- Requirement -
Print every entry, word for word, and skip the images.

##### Data listing

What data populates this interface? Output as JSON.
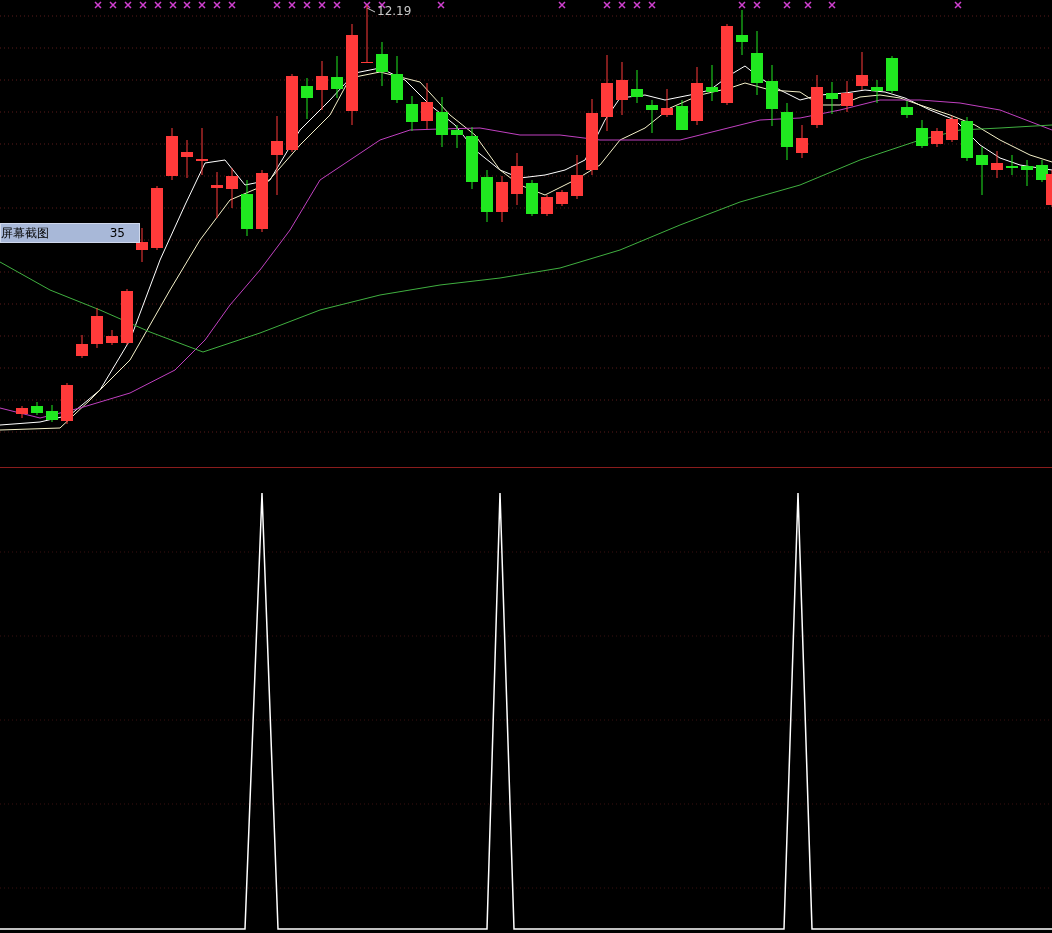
{
  "price_chart": {
    "high_label": "12.19",
    "tooltip": {
      "label": "屏幕截图",
      "value": "35"
    }
  }
}
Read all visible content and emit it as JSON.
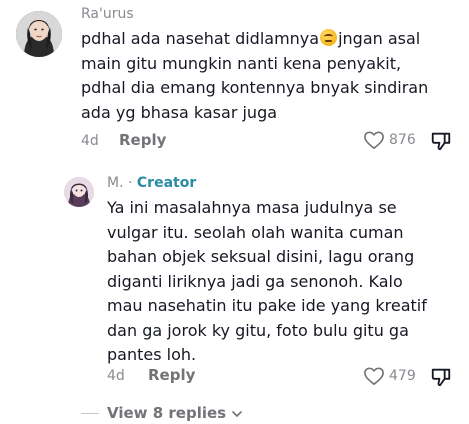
{
  "comments": [
    {
      "author": "Ra'urus",
      "lines": [
        "pdhal ada nasehat didlamnya",
        "jngan asal",
        "main gitu mungkin nanti kena penyakit,",
        "pdhal dia emang kontennya bnyak sindiran",
        "ada yg bhasa kasar juga"
      ],
      "date": "4d",
      "reply_label": "Reply",
      "likes": "876"
    },
    {
      "author": "M.",
      "author_separator": " · ",
      "badge": "Creator",
      "lines": [
        "Ya ini masalahnya masa judulnya se",
        "vulgar itu. seolah olah wanita cuman",
        "bahan objek seksual disini, lagu orang",
        "diganti liriknya jadi ga senonoh. Kalo",
        "mau nasehatin itu pake ide yang kreatif",
        "dan ga jorok ky gitu, foto bulu gitu ga",
        "pantes loh."
      ],
      "date": "4d",
      "reply_label": "Reply",
      "likes": "479"
    }
  ],
  "view_replies_label": "View 8 replies",
  "colors": {
    "creator_badge": "#2a8ca3",
    "muted": "#8a8b91",
    "text": "#161823"
  },
  "icons": [
    "heart-icon",
    "dislike-icon",
    "chevron-down-icon",
    "emoji-icon"
  ]
}
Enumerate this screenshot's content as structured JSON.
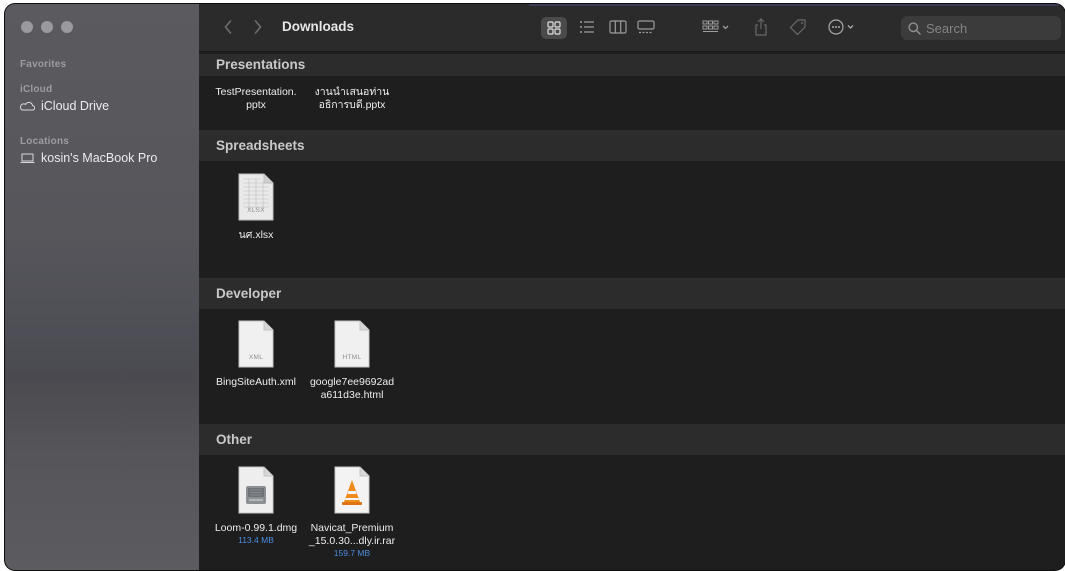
{
  "window": {
    "title": "Downloads"
  },
  "sidebar": {
    "sections": [
      {
        "label": "Favorites"
      },
      {
        "label": "iCloud",
        "items": [
          {
            "label": "iCloud Drive",
            "icon": "cloud-icon"
          }
        ]
      },
      {
        "label": "Locations",
        "items": [
          {
            "label": "kosin's MacBook Pro",
            "icon": "laptop-icon"
          }
        ]
      }
    ]
  },
  "toolbar": {
    "back_icon": "chevron-left-icon",
    "forward_icon": "chevron-right-icon",
    "views": [
      "icon-view",
      "list-view",
      "column-view",
      "gallery-view"
    ],
    "active_view": "icon-view",
    "search": {
      "placeholder": "Search",
      "value": ""
    }
  },
  "groups": [
    {
      "title": "Presentations",
      "files": [
        {
          "name": "TestPresentation.\npptx"
        },
        {
          "name": "งานนำเสนอท่าน\nอธิการบดี.pptx"
        }
      ]
    },
    {
      "title": "Spreadsheets",
      "files": [
        {
          "name": "นศ.xlsx",
          "type": "XLSX"
        }
      ]
    },
    {
      "title": "Developer",
      "files": [
        {
          "name": "BingSiteAuth.xml",
          "type": "XML"
        },
        {
          "name": "google7ee9692ad\na611d3e.html",
          "type": "HTML"
        }
      ]
    },
    {
      "title": "Other",
      "files": [
        {
          "name": "Loom-0.99.1.dmg",
          "size": "113.4 MB",
          "icon": "disk-image-icon"
        },
        {
          "name": "Navicat_Premium\n_15.0.30...dly.ir.rar",
          "size": "159.7 MB",
          "icon": "vlc-cone-icon"
        }
      ]
    }
  ],
  "colors": {
    "accent": "#4a8de0",
    "window_bg": "#1e1e1e",
    "sidebar_bg": "#56565b"
  }
}
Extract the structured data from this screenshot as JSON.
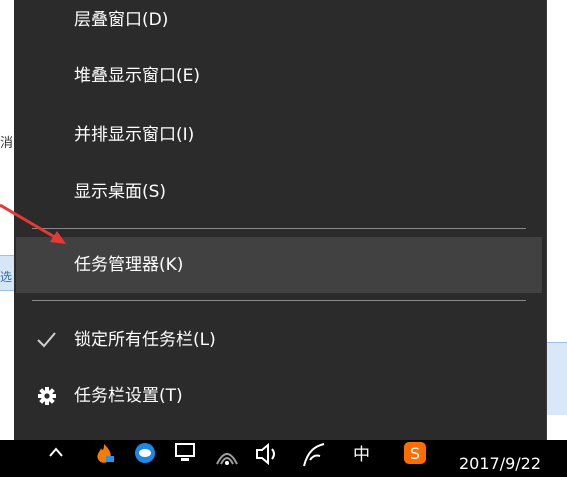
{
  "desktop": {
    "left_fragment_1": "消",
    "left_fragment_2": "选"
  },
  "menu": {
    "items": [
      {
        "label": "层叠窗口(D)"
      },
      {
        "label": "堆叠显示窗口(E)"
      },
      {
        "label": "并排显示窗口(I)"
      },
      {
        "label": "显示桌面(S)"
      },
      {
        "label": "任务管理器(K)"
      },
      {
        "label": "锁定所有任务栏(L)"
      },
      {
        "label": "任务栏设置(T)"
      }
    ],
    "hover_item": "任务管理器(K)",
    "checked_item": "锁定所有任务栏(L)"
  },
  "taskbar": {
    "ime_label": "中",
    "clock_date": "2017/9/22"
  },
  "colors": {
    "menu_bg": "#2b2b2b",
    "hover_bg": "#414141",
    "separator": "#8a8a8a",
    "annotation_arrow": "#e53935"
  },
  "icons": [
    "check-icon",
    "gear-icon",
    "chevron-up-icon",
    "fire-icon",
    "cloud-icon",
    "network-icon",
    "wifi-icon",
    "speaker-icon",
    "pen-icon",
    "sogou-icon"
  ]
}
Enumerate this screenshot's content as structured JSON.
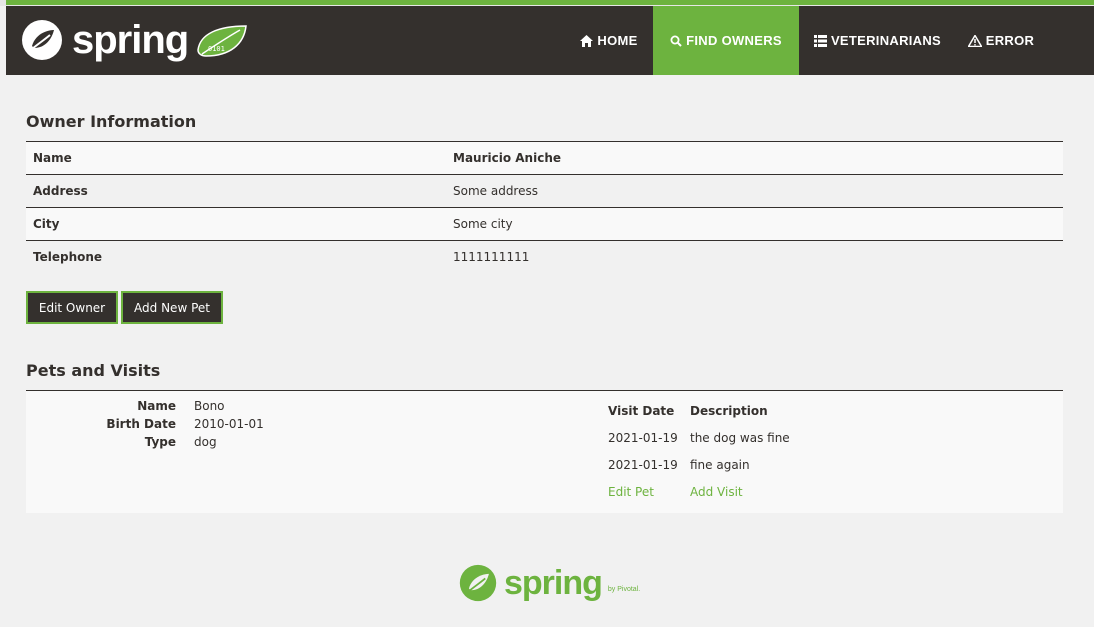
{
  "brand": {
    "name": "spring",
    "leaf_text": "0101"
  },
  "nav": [
    {
      "label": "HOME",
      "icon": "home-icon",
      "active": false
    },
    {
      "label": "FIND OWNERS",
      "icon": "search-icon",
      "active": true
    },
    {
      "label": "VETERINARIANS",
      "icon": "list-icon",
      "active": false
    },
    {
      "label": "ERROR",
      "icon": "warning-icon",
      "active": false
    }
  ],
  "owner": {
    "title": "Owner Information",
    "rows": [
      {
        "label": "Name",
        "value": "Mauricio Aniche"
      },
      {
        "label": "Address",
        "value": "Some address"
      },
      {
        "label": "City",
        "value": "Some city"
      },
      {
        "label": "Telephone",
        "value": "1111111111"
      }
    ],
    "edit_button": "Edit Owner",
    "add_pet_button": "Add New Pet"
  },
  "pets": {
    "title": "Pets and Visits",
    "items": [
      {
        "name_label": "Name",
        "name": "Bono",
        "birth_label": "Birth Date",
        "birth_date": "2010-01-01",
        "type_label": "Type",
        "type": "dog",
        "visits_header": {
          "date": "Visit Date",
          "description": "Description"
        },
        "visits": [
          {
            "date": "2021-01-19",
            "description": "the dog was fine"
          },
          {
            "date": "2021-01-19",
            "description": "fine again"
          }
        ],
        "edit_pet_link": "Edit Pet",
        "add_visit_link": "Add Visit"
      }
    ]
  },
  "footer": {
    "name": "spring",
    "sub": "by Pivotal."
  },
  "colors": {
    "dark": "#34302d",
    "green": "#6db33f",
    "background": "#f1f1f1"
  }
}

##########

- Solved exercise -
What data populates this interface? Output as JSON.
{
  "price_chart": {
    "high_label": "12.19",
    "tooltip": {
      "label": "屏幕截图",
      "value": "35"
    }
  }
}
Read all visible content and emit it as JSON.
{
  "comments": [
    {
      "author": "Ra'urus",
      "lines": [
        "pdhal ada nasehat didlamnya",
        "jngan asal",
        "main gitu mungkin nanti kena penyakit,",
        "pdhal dia emang kontennya bnyak sindiran",
        "ada yg bhasa kasar juga"
      ],
      "date": "4d",
      "reply_label": "Reply",
      "likes": "876"
    },
    {
      "author": "M.",
      "author_separator": " · ",
      "badge": "Creator",
      "lines": [
        "Ya ini masalahnya masa judulnya se",
        "vulgar itu. seolah olah wanita cuman",
        "bahan objek seksual disini, lagu orang",
        "diganti liriknya jadi ga senonoh. Kalo",
        "mau nasehatin itu pake ide yang kreatif",
        "dan ga jorok ky gitu, foto bulu gitu ga",
        "pantes loh."
      ],
      "date": "4d",
      "reply_label": "Reply",
      "likes": "479"
    }
  ],
  "view_replies_label": "View 8 replies",
  "colors": {
    "creator_badge": "#2a8ca3",
    "muted": "#8a8b91",
    "text": "#161823"
  },
  "icons": [
    "heart-icon",
    "dislike-icon",
    "chevron-down-icon",
    "emoji-icon"
  ]
}
Enumerate this screenshot's content as structured JSON.
{
  "window": {
    "title": "Downloads"
  },
  "sidebar": {
    "sections": [
      {
        "label": "Favorites"
      },
      {
        "label": "iCloud",
        "items": [
          {
            "label": "iCloud Drive",
            "icon": "cloud-icon"
          }
        ]
      },
      {
        "label": "Locations",
        "items": [
          {
            "label": "kosin's MacBook Pro",
            "icon": "laptop-icon"
          }
        ]
      }
    ]
  },
  "toolbar": {
    "back_icon": "chevron-left-icon",
    "forward_icon": "chevron-right-icon",
    "views": [
      "icon-view",
      "list-view",
      "column-view",
      "gallery-view"
    ],
    "active_view": "icon-view",
    "search": {
      "placeholder": "Search",
      "value": ""
    }
  },
  "groups": [
    {
      "title": "Presentations",
      "files": [
        {
          "name": "TestPresentation.\npptx"
        },
        {
          "name": "งานนำเสนอท่าน\nอธิการบดี.pptx"
        }
      ]
    },
    {
      "title": "Spreadsheets",
      "files": [
        {
          "name": "นศ.xlsx",
          "type": "XLSX"
        }
      ]
    },
    {
      "title": "Developer",
      "files": [
        {
          "name": "BingSiteAuth.xml",
          "type": "XML"
        },
        {
          "name": "google7ee9692ad\na611d3e.html",
          "type": "HTML"
        }
      ]
    },
    {
      "title": "Other",
      "files": [
        {
          "name": "Loom-0.99.1.dmg",
          "size": "113.4 MB",
          "icon": "disk-image-icon"
        },
        {
          "name": "Navicat_Premium\n_15.0.30...dly.ir.rar",
          "size": "159.7 MB",
          "icon": "vlc-cone-icon"
        }
      ]
    }
  ],
  "colors": {
    "accent": "#4a8de0",
    "window_bg": "#1e1e1e",
    "sidebar_bg": "#56565b"
  }
}
Extract the structured data from this screenshot as JSON.
{
  "desktop": {
    "left_fragment_1": "消",
    "left_fragment_2": "选"
  },
  "menu": {
    "items": [
      {
        "label": "层叠窗口(D)"
      },
      {
        "label": "堆叠显示窗口(E)"
      },
      {
        "label": "并排显示窗口(I)"
      },
      {
        "label": "显示桌面(S)"
      },
      {
        "label": "任务管理器(K)"
      },
      {
        "label": "锁定所有任务栏(L)"
      },
      {
        "label": "任务栏设置(T)"
      }
    ],
    "hover_item": "任务管理器(K)",
    "checked_item": "锁定所有任务栏(L)"
  },
  "taskbar": {
    "ime_label": "中",
    "clock_date": "2017/9/22"
  },
  "colors": {
    "menu_bg": "#2b2b2b",
    "hover_bg": "#414141",
    "separator": "#8a8a8a",
    "annotation_arrow": "#e53935"
  },
  "icons": [
    "check-icon",
    "gear-icon",
    "chevron-up-icon",
    "fire-icon",
    "cloud-icon",
    "network-icon",
    "wifi-icon",
    "speaker-icon",
    "pen-icon",
    "sogou-icon"
  ]
}
Enumerate this screenshot's content as structured JSON.
{
  "brand": {
    "name": "spring",
    "leaf_text": "0101"
  },
  "nav": [
    {
      "label": "HOME",
      "icon": "home-icon",
      "active": false
    },
    {
      "label": "FIND OWNERS",
      "icon": "search-icon",
      "active": true
    },
    {
      "label": "VETERINARIANS",
      "icon": "list-icon",
      "active": false
    },
    {
      "label": "ERROR",
      "icon": "warning-icon",
      "active": false
    }
  ],
  "owner": {
    "title": "Owner Information",
    "rows": [
      {
        "label": "Name",
        "value": "Mauricio Aniche"
      },
      {
        "label": "Address",
        "value": "Some address"
      },
      {
        "label": "City",
        "value": "Some city"
      },
      {
        "label": "Telephone",
        "value": "1111111111"
      }
    ],
    "edit_button": "Edit Owner",
    "add_pet_button": "Add New Pet"
  },
  "pets": {
    "title": "Pets and Visits",
    "items": [
      {
        "name_label": "Name",
        "name": "Bono",
        "birth_label": "Birth Date",
        "birth_date": "2010-01-01",
        "type_label": "Type",
        "type": "dog",
        "visits_header": {
          "date": "Visit Date",
          "description": "Description"
        },
        "visits": [
          {
            "date": "2021-01-19",
            "description": "the dog was fine"
          },
          {
            "date": "2021-01-19",
            "description": "fine again"
          }
        ],
        "edit_pet_link": "Edit Pet",
        "add_visit_link": "Add Visit"
      }
    ]
  },
  "footer": {
    "name": "spring",
    "sub": "by Pivotal."
  },
  "colors": {
    "dark": "#34302d",
    "green": "#6db33f",
    "background": "#f1f1f1"
  }
}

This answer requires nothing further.